### Your task
Extract every line that includes the string "retweets".

### Record set
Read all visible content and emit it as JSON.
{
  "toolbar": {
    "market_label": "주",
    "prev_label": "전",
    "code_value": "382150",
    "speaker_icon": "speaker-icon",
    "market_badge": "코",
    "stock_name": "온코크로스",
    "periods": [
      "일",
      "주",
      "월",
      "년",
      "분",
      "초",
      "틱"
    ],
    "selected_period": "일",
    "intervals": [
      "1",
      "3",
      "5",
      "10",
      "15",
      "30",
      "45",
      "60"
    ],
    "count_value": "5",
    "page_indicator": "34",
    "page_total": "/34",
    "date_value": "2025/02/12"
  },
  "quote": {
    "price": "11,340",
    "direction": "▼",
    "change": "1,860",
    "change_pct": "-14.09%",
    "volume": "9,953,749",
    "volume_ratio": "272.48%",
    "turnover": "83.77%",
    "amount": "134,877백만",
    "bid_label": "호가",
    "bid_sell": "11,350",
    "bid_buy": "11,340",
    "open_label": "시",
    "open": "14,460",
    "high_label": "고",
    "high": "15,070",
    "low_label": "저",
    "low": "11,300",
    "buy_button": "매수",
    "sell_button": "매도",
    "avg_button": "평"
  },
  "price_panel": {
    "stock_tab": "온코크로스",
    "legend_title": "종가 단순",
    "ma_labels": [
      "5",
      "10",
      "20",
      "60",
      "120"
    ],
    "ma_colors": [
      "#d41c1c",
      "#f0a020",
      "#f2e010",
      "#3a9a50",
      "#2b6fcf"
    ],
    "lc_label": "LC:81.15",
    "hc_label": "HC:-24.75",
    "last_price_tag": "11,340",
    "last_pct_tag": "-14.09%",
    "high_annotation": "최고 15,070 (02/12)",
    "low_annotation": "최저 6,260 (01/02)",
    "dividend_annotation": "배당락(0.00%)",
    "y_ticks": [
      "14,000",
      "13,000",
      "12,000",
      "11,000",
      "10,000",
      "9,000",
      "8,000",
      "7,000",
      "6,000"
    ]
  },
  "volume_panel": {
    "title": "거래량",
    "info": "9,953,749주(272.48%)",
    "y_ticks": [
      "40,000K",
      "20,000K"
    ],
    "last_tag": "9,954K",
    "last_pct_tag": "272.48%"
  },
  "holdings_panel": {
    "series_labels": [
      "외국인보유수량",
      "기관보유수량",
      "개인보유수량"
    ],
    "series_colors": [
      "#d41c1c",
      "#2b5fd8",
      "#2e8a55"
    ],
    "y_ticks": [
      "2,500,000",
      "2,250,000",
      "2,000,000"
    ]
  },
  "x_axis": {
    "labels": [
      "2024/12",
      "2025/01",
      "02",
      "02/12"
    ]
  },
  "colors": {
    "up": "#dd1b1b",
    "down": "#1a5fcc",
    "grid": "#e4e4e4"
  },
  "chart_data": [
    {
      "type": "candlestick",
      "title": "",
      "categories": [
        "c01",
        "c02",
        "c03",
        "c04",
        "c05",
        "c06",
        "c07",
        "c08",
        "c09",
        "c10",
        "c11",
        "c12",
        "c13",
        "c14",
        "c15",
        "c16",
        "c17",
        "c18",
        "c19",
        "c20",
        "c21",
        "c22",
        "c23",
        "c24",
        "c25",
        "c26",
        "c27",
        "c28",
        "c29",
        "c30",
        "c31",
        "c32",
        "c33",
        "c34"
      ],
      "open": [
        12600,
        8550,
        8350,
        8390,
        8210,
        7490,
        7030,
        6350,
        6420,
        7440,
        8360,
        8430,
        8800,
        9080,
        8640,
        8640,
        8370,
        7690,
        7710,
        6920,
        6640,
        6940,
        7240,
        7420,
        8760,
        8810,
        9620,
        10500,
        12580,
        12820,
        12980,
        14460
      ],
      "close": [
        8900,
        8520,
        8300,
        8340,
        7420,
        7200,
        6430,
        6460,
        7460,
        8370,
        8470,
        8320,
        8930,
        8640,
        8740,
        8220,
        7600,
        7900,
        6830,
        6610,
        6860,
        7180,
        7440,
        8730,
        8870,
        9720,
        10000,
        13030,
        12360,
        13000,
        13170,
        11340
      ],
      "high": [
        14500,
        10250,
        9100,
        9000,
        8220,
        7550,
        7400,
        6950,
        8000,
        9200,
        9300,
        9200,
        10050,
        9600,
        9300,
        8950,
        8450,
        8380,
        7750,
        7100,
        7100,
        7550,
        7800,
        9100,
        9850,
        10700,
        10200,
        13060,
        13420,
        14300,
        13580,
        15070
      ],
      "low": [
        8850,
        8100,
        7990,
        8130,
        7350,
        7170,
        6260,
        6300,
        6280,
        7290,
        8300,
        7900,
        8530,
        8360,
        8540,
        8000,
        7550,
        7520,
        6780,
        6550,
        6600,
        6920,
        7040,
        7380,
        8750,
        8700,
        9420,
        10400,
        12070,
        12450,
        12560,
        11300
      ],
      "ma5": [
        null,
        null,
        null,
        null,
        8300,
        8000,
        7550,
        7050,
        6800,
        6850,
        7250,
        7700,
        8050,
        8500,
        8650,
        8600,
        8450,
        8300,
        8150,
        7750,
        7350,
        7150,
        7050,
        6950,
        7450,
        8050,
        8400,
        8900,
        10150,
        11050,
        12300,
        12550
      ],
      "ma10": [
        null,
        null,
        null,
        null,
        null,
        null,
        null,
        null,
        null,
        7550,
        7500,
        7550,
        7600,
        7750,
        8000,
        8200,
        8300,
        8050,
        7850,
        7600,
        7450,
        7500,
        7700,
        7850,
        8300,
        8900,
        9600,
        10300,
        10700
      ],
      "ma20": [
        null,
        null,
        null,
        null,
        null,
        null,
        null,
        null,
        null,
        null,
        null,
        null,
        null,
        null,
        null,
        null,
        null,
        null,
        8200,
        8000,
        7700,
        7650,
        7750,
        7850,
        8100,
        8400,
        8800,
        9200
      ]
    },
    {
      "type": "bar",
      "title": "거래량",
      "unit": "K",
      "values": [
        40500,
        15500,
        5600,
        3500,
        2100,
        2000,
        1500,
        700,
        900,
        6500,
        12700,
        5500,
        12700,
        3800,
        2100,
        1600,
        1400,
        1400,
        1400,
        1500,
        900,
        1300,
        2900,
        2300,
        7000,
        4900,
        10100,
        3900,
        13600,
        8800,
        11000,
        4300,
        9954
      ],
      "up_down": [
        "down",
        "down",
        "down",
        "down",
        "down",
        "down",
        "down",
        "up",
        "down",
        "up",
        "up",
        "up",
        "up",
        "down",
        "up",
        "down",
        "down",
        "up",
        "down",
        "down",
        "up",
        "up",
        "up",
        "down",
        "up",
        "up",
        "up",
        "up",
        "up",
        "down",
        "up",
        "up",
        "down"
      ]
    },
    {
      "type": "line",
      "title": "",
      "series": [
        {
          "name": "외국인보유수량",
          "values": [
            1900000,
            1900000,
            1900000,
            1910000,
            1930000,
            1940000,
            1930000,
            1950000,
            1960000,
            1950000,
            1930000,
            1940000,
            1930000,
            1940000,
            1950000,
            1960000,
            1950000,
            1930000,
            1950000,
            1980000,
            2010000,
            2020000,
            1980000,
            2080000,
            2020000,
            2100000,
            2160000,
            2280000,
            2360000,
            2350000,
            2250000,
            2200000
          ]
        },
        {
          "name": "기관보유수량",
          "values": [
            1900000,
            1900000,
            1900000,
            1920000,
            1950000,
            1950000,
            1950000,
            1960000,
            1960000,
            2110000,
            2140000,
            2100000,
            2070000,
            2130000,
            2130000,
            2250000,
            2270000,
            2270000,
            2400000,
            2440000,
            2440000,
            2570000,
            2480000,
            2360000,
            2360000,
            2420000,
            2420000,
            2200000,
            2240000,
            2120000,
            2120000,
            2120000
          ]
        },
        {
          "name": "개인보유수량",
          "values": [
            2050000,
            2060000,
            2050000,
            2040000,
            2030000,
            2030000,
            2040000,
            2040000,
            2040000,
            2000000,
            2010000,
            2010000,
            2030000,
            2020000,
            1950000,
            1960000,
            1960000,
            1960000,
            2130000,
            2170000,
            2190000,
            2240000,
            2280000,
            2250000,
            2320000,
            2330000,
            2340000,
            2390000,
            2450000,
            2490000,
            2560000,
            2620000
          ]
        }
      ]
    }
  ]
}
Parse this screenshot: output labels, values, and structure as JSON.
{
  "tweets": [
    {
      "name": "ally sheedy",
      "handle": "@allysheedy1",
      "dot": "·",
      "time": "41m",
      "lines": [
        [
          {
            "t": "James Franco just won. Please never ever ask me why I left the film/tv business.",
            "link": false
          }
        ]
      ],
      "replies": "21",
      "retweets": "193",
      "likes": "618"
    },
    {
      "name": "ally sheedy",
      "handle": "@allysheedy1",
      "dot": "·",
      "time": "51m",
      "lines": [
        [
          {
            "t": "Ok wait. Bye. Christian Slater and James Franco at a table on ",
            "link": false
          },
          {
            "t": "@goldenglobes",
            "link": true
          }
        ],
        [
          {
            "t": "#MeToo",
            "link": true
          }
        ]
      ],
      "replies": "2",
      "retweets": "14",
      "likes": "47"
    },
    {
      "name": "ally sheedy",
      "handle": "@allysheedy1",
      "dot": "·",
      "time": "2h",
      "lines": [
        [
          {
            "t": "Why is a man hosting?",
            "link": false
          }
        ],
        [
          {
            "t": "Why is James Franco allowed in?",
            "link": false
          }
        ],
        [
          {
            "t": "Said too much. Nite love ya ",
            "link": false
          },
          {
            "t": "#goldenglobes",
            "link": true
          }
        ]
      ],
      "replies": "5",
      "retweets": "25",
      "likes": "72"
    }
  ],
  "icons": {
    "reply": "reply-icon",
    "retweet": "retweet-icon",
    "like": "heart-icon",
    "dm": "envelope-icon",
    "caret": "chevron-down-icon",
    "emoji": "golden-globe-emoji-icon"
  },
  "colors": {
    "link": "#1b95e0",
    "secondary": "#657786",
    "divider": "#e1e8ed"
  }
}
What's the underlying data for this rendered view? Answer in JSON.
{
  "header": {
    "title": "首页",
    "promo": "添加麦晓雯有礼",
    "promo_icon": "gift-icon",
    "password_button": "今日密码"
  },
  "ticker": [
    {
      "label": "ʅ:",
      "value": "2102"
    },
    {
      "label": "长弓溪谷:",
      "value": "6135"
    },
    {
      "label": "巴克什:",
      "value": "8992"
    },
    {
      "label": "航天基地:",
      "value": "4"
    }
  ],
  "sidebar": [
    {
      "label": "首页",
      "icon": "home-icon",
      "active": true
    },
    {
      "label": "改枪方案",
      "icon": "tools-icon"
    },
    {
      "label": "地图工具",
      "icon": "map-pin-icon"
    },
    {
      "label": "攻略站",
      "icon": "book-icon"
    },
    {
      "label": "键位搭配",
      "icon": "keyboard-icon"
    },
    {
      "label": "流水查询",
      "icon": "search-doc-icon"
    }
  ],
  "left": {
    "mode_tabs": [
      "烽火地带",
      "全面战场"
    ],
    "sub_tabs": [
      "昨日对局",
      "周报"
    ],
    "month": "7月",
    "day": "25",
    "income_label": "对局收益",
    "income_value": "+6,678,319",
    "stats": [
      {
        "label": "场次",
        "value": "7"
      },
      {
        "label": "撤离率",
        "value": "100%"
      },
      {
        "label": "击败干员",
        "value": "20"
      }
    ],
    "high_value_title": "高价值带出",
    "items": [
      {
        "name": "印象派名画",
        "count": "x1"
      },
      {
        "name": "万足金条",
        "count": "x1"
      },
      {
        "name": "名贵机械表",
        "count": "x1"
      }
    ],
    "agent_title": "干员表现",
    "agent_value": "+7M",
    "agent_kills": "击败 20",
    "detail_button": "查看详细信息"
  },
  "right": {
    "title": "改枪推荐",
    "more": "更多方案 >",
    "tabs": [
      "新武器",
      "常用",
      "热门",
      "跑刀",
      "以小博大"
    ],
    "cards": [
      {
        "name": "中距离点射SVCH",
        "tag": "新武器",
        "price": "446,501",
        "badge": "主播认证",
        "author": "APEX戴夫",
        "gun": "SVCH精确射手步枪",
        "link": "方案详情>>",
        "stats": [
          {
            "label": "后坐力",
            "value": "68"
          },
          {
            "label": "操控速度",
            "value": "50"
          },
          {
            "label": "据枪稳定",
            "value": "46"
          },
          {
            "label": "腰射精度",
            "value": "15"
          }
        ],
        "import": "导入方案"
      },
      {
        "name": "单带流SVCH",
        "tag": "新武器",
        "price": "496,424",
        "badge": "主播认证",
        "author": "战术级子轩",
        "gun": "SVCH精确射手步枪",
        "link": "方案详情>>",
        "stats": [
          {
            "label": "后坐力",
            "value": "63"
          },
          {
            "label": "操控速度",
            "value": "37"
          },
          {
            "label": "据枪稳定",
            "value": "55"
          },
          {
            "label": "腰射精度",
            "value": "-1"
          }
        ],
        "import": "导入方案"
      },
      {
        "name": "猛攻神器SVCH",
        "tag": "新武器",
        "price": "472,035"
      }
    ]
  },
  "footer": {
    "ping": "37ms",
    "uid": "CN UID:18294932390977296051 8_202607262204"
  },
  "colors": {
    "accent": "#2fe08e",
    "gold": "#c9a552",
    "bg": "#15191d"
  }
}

### Reply to the task
      "retweets": "193",
      "retweets": "14",
      "retweets": "25",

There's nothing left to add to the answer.